#### EXCERTO DE ORIGEM
==================================================

Enquanto os holofotes mediáticos se concentram nos painéis solares que cobrem cada vez mais telhados portugueses, uma revolução mais silenciosa - e potencialmente mais transformadora - ganha forma nos laboratórios e centros de investigação do país. O hidrogénio verde emerge não como concorrente da energia solar, mas como seu aliado estratégico na transição energética que Portugal abraçou com determinação única na Europa.

Nos últimos meses, os principais grupos económicos nacionais aceleraram investimentos que ultrapassam já os 900 milhões de euros em projetos de hidrogénio. A Galp anunciou a sua aposta em Sines, a EDP multiplica pilotos por todo o território, enquanto a Navigator explora sinergias com a sua produção de celulose. O que motiva esta corrida não é apenas convicção ambiental, mas uma perceção aguçada de oportunidade económica num mercado global que poderá valer 2,5 biliões de dólares até 2050.

O segredo do hidrogénio verde reside na sua génese: produzido através da eletrólise da água usando eletricidade de fontes renováveis, transforma o excesso de produção solar e eólica - que Portugal já conhece em horas de pico - num vetor energético armazenável e transportável. Esta característica responde ao calcanhar de Aquiles das renováveis: a intermitência. Enquanto o sol não brilha nem o vento sopra, o hidrogénio pode alimentar indústrias, transportes pesados e até ser reinjetado na rede elétrica.

Por trás dos anúncios otimistas, porém, escondem-se desafios monumentais. O custo de produção permanece significativamente superior ao do hidrogénio cinzento (produzido a partir de gás natural), exigindo ainda subsídios e mecanismos de apoio para se tornar competitivo. A infraestrutura de transporte e distribuição praticamente não existe, enquanto a escassez de água em regiões como o Alentejo - idealmente ensolaradas para a produção solar - levanta questões sobre a sustentabilidade do processo.

Os especialistas contactados para esta análise dividem-se entre entusiastas e céticos. "Portugal tem condições excecionais para se tornar exportador de hidrogénio verde para o Norte da Europa", defende Maria Santos, investigadora do INEGI. "A combinação de sol, vento e espaço disponível cria uma vantagem competitiva difícil de replicar." Do outro lado, João Silva, economista energético, alerta: "Estamos a construir castelos sobre areia movediça. Sem mercados garantidos e com tecnologia ainda em amadurecimento, arriscamos repetir os erros dos biocombustíveis."

O setor industrial português observa estes desenvolvimentos com interesse cauteloso. A indústria cimenteira e a cerâmica, ambas intensivas em energia e sob pressão para descarbonizar, veem no hidrogénio uma potencial tábua de salvação. A Cimpor já iniciou testes para substituir parte do gás natural nos seus fornos, enquanto a Vista Alegre explora aplicações na produção de vidro. Os resultados preliminares são promissores, mas os custos continuam proibitivos para adoção generalizada.

==================================================

#### DADOS GUARDADOS
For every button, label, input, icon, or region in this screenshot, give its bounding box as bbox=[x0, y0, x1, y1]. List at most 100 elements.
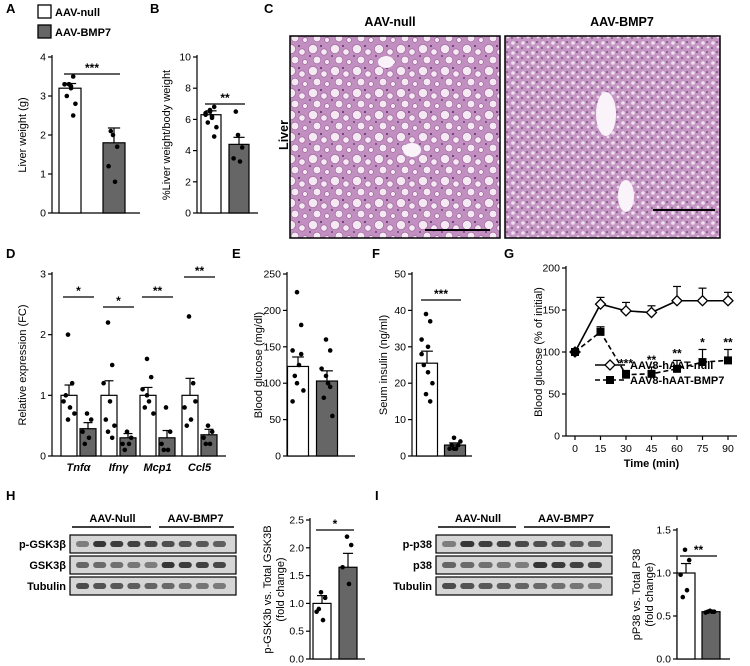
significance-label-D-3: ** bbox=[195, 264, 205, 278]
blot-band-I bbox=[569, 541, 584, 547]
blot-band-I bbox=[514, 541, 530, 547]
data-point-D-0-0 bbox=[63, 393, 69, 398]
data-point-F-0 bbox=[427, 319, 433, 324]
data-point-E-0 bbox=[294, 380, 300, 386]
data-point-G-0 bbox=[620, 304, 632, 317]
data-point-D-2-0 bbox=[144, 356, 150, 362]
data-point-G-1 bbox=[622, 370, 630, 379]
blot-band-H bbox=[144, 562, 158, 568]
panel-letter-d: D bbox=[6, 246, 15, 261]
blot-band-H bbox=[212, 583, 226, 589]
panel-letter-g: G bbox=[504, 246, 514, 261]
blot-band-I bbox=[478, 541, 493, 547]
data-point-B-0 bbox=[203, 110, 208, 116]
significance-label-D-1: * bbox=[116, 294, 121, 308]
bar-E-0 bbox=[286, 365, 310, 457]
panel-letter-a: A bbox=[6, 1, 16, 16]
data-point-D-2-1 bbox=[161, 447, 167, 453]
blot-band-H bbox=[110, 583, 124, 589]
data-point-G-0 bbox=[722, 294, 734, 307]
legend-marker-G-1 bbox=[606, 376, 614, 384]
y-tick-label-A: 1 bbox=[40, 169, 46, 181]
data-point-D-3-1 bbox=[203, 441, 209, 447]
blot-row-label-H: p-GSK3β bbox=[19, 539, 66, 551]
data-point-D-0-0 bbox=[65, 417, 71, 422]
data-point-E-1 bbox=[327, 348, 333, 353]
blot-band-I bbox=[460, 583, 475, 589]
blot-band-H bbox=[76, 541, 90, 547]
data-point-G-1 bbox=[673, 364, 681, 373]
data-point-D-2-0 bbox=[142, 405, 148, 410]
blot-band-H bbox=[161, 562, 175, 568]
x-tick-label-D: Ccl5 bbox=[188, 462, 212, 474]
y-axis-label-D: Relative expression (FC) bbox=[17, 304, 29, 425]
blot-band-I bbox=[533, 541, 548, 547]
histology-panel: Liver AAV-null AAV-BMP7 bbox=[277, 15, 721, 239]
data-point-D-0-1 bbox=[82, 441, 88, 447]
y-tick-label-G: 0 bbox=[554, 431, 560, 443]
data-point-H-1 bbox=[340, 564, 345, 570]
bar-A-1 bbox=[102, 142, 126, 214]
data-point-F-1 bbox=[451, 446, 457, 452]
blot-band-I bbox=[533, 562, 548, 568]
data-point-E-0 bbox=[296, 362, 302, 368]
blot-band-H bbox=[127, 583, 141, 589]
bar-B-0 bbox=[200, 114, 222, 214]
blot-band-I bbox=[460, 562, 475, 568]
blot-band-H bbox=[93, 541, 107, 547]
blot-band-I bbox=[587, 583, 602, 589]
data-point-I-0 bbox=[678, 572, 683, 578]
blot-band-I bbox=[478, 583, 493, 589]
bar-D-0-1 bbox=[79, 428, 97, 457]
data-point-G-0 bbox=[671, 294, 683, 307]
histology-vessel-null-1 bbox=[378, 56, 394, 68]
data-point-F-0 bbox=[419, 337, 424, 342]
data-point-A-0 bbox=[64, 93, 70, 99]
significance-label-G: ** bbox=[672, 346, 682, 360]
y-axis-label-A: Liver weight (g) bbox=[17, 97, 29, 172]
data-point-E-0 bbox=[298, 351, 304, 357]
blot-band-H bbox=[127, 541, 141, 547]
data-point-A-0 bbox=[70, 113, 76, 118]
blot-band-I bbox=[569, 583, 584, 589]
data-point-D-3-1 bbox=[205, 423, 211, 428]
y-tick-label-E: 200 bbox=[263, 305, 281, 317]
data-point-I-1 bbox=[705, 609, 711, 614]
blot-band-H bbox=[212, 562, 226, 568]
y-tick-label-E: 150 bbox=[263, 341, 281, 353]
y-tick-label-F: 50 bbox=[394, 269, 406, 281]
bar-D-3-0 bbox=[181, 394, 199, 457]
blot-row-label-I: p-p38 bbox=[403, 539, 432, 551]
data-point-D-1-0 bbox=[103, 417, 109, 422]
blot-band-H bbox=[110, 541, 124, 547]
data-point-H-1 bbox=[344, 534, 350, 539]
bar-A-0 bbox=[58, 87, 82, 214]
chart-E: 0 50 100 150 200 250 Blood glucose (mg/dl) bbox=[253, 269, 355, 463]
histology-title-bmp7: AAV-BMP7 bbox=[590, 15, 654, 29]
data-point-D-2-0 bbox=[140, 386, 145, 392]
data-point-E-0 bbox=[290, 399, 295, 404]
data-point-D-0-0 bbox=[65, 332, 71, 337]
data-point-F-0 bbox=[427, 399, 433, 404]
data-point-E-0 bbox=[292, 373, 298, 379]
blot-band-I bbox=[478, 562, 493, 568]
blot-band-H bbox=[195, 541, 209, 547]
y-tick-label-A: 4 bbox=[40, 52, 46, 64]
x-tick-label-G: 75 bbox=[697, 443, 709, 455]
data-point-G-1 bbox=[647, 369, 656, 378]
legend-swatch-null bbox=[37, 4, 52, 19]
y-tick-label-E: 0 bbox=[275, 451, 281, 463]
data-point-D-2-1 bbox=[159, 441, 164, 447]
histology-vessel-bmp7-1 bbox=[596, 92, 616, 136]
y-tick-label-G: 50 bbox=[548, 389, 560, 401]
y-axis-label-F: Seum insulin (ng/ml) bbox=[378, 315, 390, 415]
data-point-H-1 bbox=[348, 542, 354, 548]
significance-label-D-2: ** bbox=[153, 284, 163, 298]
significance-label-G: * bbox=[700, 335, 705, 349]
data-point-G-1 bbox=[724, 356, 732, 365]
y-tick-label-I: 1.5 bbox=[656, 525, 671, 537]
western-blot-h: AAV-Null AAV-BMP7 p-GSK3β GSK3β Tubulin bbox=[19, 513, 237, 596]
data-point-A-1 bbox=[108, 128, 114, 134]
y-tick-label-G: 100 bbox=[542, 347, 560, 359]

==================================================

#### PROBLEMAS A RESOLVER
**a)** Indique se cada afirmação concorda com o texto sobre o hidrogénio verde. Responda sim ou não e cite as palavras exatas do texto que o decidem: (i) os investimentos dos principais grupos económicos nacionais em projetos de hidrogénio já passam os 900 milhões de euros; (ii) o custo de produção do hidrogénio verde já é inferior ao do hidrogénio cinzento; (iii) a Cimpor já começou testes para substituir parte do gás natural nos seus fornos.
**b)** Escreva a continuação do texto sobre o hidrogénio verde a partir da última frase apresentada.
Os dados não são necessários aqui.

#### RESPOSTAS
**a)**
(i) Sim: "aceleraram investimentos que ultrapassam já os 900 milhões de euros em projetos de hidrogénio"
(ii) Não: "O custo de produção permanece significativamente superior ao do hidrogénio cinzento"
(iii) Sim: "A Cimpor já iniciou testes para substituir parte do gás natural nos seus fornos"

**b)**
No plano geopolítico, Portugal posiciona-se como potencial ponte energética entre a Europa e África. Os projetos de hidrogénio no Sul de Portugal poderão servir de modelo para desenvolvimento semelhante em países como Marrocos e Angola, criando um eixo energético sul-atlântico. Esta visão estratégica já captou a atenção de fundos soberanos e investidores institucionais, que veem na Península Ibérica o "future hub" do hidrogénio verde europeu.

Os cidadãos comuns, no entanto, permanecem largamente alheios a esta revolução em gestação. Enquanto debates sobre painéis solares dominam as conversas de café, o hidrogénio verde continua confinado a círculos técnicos e empresariais. Esta desconexão entre a inovação e a perceção pública representa um risco democrático: decisões que moldarão o futuro energético do país estão a ser tomadas sem o escrutínio e participação que merecem.

Os próximos 24 meses serão decisivos. Os projetos-piloto atualmente em fase de desenvolvimento começarão a produzir dados concretos sobre viabilidade técnica e económica. A União Europeia definirá regras mais claras para o mercado de hidrogénio. E Portugal terá de decidir se aposta forte na exportação ou se concentra primeiro no consumo interno. Esta encruzilhada definirá não apenas o futuro energético nacional, mas o lugar de Portugal na economia verde global.

O que emerge desta investigação é um retrato complexo: por um lado, um potencial extraordinário que pode colocar Portugal na vanguarda da transição energética; por outro, riscos significativos que exigem gestão cuidadosa. O hidrogénio verde não é a bala de prata que resolverá todos os desafios energéticos, mas representa uma peça crucial no puzzle da descarbonização - desde que desenvolvido com pragmatismo, transparência e atenção aos impactos sociais e ambientais.

Enquanto isso, nos telhados portugueses, os painéis solares continuam a sua expansão silenciosa, ignorando que podem vir a ter um aliado poderoso - e invisível - nos depósitos de hidrogénio que começarão a surgir nas paisagens nacionais. A revolução energética portuguesa, afinal, terá muitas faces, e o hidrogénio verde promete ser uma das mais transformadoras.